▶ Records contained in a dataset
☆ ☆ ☆ ☆
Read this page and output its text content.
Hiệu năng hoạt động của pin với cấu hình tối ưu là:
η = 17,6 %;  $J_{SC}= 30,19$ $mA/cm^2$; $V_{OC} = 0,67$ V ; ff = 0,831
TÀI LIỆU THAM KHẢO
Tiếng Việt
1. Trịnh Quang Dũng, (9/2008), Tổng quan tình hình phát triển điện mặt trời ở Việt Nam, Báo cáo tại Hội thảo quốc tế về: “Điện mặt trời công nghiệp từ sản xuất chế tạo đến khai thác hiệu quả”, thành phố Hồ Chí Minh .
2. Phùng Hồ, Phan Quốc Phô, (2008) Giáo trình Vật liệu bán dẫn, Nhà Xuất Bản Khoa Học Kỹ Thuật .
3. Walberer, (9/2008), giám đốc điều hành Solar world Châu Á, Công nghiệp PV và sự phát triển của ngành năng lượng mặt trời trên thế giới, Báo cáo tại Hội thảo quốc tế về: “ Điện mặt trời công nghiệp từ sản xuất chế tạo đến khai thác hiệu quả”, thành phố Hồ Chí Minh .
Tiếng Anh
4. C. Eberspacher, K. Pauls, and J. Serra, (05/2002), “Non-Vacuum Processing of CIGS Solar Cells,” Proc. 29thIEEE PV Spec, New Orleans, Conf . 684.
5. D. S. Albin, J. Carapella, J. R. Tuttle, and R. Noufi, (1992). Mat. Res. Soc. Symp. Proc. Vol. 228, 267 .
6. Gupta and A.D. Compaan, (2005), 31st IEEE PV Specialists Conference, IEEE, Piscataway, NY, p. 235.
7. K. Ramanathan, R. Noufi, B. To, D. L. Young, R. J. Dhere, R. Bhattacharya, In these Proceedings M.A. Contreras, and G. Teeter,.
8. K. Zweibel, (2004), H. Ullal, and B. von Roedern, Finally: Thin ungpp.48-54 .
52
☆ ☆ ☆ ☆
▶ WHAT THE EXERCISE ASKS
Exact copies of all the entries above are to be printed.

▶ FINISHED EXERCISE
Read this page and output its text content.
Hiệu năng hoạt động của pin với cấu hình tối ưu là:
η = 17,6 %;  $J_{SC}= 30,19$ $mA/cm^2$; $V_{OC} = 0,67$ V ; ff = 0,831
TÀI LIỆU THAM KHẢO
Tiếng Việt
1. Trịnh Quang Dũng, (9/2008), Tổng quan tình hình phát triển điện mặt trời ở Việt Nam, Báo cáo tại Hội thảo quốc tế về: “Điện mặt trời công nghiệp từ sản xuất chế tạo đến khai thác hiệu quả”, thành phố Hồ Chí Minh .
2. Phùng Hồ, Phan Quốc Phô, (2008) Giáo trình Vật liệu bán dẫn, Nhà Xuất Bản Khoa Học Kỹ Thuật .
3. Walberer, (9/2008), giám đốc điều hành Solar world Châu Á, Công nghiệp PV và sự phát triển của ngành năng lượng mặt trời trên thế giới, Báo cáo tại Hội thảo quốc tế về: “ Điện mặt trời công nghiệp từ sản xuất chế tạo đến khai thác hiệu quả”, thành phố Hồ Chí Minh .
Tiếng Anh
4. C. Eberspacher, K. Pauls, and J. Serra, (05/2002), “Non-Vacuum Processing of CIGS Solar Cells,” Proc. 29thIEEE PV Spec, New Orleans, Conf . 684.
5. D. S. Albin, J. Carapella, J. R. Tuttle, and R. Noufi, (1992). Mat. Res. Soc. Symp. Proc. Vol. 228, 267 .
6. Gupta and A.D. Compaan, (2005), 31st IEEE PV Specialists Conference, IEEE, Piscataway, NY, p. 235.
7. K. Ramanathan, R. Noufi, B. To, D. L. Young, R. J. Dhere, R. Bhattacharya, In these Proceedings M.A. Contreras, and G. Teeter,.
8. K. Zweibel, (2004), H. Ullal, and B. von Roedern, Finally: Thin ungpp.48-54 .
52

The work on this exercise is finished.